**DO THIS**. Reproduce the entries in full, with no changes.

--- START DATASET EXCERPTS ---

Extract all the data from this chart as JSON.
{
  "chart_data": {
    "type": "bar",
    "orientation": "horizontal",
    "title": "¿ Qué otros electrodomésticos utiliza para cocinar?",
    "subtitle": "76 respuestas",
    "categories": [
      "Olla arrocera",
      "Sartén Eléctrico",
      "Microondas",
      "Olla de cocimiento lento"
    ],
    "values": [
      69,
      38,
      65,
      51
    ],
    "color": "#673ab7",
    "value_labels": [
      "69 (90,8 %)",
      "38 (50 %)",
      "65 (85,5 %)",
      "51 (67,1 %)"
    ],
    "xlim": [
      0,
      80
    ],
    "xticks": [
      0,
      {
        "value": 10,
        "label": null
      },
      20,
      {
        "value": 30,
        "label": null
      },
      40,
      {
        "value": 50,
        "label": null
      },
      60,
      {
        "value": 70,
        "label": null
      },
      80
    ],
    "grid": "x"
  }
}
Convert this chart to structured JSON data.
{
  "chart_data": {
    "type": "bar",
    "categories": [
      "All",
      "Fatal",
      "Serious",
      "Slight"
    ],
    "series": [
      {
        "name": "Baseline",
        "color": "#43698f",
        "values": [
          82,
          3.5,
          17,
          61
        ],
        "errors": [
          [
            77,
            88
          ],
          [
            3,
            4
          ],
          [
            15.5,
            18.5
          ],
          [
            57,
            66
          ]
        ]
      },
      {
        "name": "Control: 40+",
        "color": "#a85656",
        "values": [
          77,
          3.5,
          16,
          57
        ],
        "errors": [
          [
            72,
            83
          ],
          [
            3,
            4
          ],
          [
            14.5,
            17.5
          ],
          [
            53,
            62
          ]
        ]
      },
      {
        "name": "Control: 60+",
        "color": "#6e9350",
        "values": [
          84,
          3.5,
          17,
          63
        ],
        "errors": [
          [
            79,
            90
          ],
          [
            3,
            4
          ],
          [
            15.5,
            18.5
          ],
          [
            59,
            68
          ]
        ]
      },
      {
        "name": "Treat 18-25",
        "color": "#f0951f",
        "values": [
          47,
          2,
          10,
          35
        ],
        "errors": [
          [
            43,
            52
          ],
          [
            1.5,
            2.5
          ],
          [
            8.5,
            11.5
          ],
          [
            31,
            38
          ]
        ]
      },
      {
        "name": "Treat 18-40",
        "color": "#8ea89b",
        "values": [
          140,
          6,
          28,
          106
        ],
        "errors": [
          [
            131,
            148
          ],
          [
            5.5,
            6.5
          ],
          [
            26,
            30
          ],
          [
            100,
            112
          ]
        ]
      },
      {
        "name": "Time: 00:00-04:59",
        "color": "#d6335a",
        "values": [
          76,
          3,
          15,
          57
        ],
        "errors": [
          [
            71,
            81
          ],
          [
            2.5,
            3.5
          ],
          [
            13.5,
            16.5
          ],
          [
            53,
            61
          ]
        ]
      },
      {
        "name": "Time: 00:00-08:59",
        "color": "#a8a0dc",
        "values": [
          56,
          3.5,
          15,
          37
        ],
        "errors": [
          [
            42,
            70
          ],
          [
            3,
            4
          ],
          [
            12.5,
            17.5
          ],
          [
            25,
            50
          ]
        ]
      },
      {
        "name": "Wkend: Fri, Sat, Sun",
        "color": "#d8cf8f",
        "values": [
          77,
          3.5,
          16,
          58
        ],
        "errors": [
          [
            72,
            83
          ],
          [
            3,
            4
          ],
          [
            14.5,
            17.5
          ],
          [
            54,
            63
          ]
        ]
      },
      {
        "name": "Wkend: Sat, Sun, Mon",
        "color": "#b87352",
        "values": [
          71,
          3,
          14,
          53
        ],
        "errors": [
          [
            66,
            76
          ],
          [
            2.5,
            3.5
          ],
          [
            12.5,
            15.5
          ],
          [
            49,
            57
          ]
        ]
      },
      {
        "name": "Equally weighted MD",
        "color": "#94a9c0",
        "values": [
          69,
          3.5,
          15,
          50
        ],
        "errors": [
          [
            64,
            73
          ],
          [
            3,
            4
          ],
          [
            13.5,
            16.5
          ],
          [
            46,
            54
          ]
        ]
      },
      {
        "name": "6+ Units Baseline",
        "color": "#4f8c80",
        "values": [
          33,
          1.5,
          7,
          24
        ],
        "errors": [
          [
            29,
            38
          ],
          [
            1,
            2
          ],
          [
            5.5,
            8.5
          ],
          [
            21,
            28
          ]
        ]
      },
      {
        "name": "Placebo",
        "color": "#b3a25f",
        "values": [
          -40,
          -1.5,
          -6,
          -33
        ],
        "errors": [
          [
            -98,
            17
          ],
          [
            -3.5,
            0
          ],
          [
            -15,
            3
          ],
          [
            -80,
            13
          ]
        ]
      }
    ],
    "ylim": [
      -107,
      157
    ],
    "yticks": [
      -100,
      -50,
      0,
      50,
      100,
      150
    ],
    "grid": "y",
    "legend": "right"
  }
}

--- END DATASET EXCERPTS ---

**FINAL RESULT**.
Extract all the data from this chart as JSON.
{
  "chart_data": {
    "type": "bar",
    "orientation": "horizontal",
    "title": "¿ Qué otros electrodomésticos utiliza para cocinar?",
    "subtitle": "76 respuestas",
    "categories": [
      "Olla arrocera",
      "Sartén Eléctrico",
      "Microondas",
      "Olla de cocimiento lento"
    ],
    "values": [
      69,
      38,
      65,
      51
    ],
    "color": "#673ab7",
    "value_labels": [
      "69 (90,8 %)",
      "38 (50 %)",
      "65 (85,5 %)",
      "51 (67,1 %)"
    ],
    "xlim": [
      0,
      80
    ],
    "xticks": [
      0,
      {
        "value": 10,
        "label": null
      },
      20,
      {
        "value": 30,
        "label": null
      },
      40,
      {
        "value": 50,
        "label": null
      },
      60,
      {
        "value": 70,
        "label": null
      },
      80
    ],
    "grid": "x"
  }
}
Convert this chart to structured JSON data.
{
  "chart_data": {
    "type": "bar",
    "categories": [
      "All",
      "Fatal",
      "Serious",
      "Slight"
    ],
    "series": [
      {
        "name": "Baseline",
        "color": "#43698f",
        "values": [
          82,
          3.5,
          17,
          61
        ],
        "errors": [
          [
            77,
            88
          ],
          [
            3,
            4
          ],
          [
            15.5,
            18.5
          ],
          [
            57,
            66
          ]
        ]
      },
      {
        "name": "Control: 40+",
        "color": "#a85656",
        "values": [
          77,
          3.5,
          16,
          57
        ],
        "errors": [
          [
            72,
            83
          ],
          [
            3,
            4
          ],
          [
            14.5,
            17.5
          ],
          [
            53,
            62
          ]
        ]
      },
      {
        "name": "Control: 60+",
        "color": "#6e9350",
        "values": [
          84,
          3.5,
          17,
          63
        ],
        "errors": [
          [
            79,
            90
          ],
          [
            3,
            4
          ],
          [
            15.5,
            18.5
          ],
          [
            59,
            68
          ]
        ]
      },
      {
        "name": "Treat 18-25",
        "color": "#f0951f",
        "values": [
          47,
          2,
          10,
          35
        ],
        "errors": [
          [
            43,
            52
          ],
          [
            1.5,
            2.5
          ],
          [
            8.5,
            11.5
          ],
          [
            31,
            38
          ]
        ]
      },
      {
        "name": "Treat 18-40",
        "color": "#8ea89b",
        "values": [
          140,
          6,
          28,
          106
        ],
        "errors": [
          [
            131,
            148
          ],
          [
            5.5,
            6.5
          ],
          [
            26,
            30
          ],
          [
            100,
            112
          ]
        ]
      },
      {
        "name": "Time: 00:00-04:59",
        "color": "#d6335a",
        "values": [
          76,
          3,
          15,
          57
        ],
        "errors": [
          [
            71,
            81
          ],
          [
            2.5,
            3.5
          ],
          [
            13.5,
            16.5
          ],
          [
            53,
            61
          ]
        ]
      },
      {
        "name": "Time: 00:00-08:59",
        "color": "#a8a0dc",
        "values": [
          56,
          3.5,
          15,
          37
        ],
        "errors": [
          [
            42,
            70
          ],
          [
            3,
            4
          ],
          [
            12.5,
            17.5
          ],
          [
            25,
            50
          ]
        ]
      },
      {
        "name": "Wkend: Fri, Sat, Sun",
        "color": "#d8cf8f",
        "values": [
          77,
          3.5,
          16,
          58
        ],
        "errors": [
          [
            72,
            83
          ],
          [
            3,
            4
          ],
          [
            14.5,
            17.5
          ],
          [
            54,
            63
          ]
        ]
      },
      {
        "name": "Wkend: Sat, Sun, Mon",
        "color": "#b87352",
        "values": [
          71,
          3,
          14,
          53
        ],
        "errors": [
          [
            66,
            76
          ],
          [
            2.5,
            3.5
          ],
          [
            12.5,
            15.5
          ],
          [
            49,
            57
          ]
        ]
      },
      {
        "name": "Equally weighted MD",
        "color": "#94a9c0",
        "values": [
          69,
          3.5,
          15,
          50
        ],
        "errors": [
          [
            64,
            73
          ],
          [
            3,
            4
          ],
          [
            13.5,
            16.5
          ],
          [
            46,
            54
          ]
        ]
      },
      {
        "name": "6+ Units Baseline",
        "color": "#4f8c80",
        "values": [
          33,
          1.5,
          7,
          24
        ],
        "errors": [
          [
            29,
            38
          ],
          [
            1,
            2
          ],
          [
            5.5,
            8.5
          ],
          [
            21,
            28
          ]
        ]
      },
      {
        "name": "Placebo",
        "color": "#b3a25f",
        "values": [
          -40,
          -1.5,
          -6,
          -33
        ],
        "errors": [
          [
            -98,
            17
          ],
          [
            -3.5,
            0
          ],
          [
            -15,
            3
          ],
          [
            -80,
            13
          ]
        ]
      }
    ],
    "ylim": [
      -107,
      157
    ],
    "yticks": [
      -100,
      -50,
      0,
      50,
      100,
      150
    ],
    "grid": "y",
    "legend": "right"
  }
}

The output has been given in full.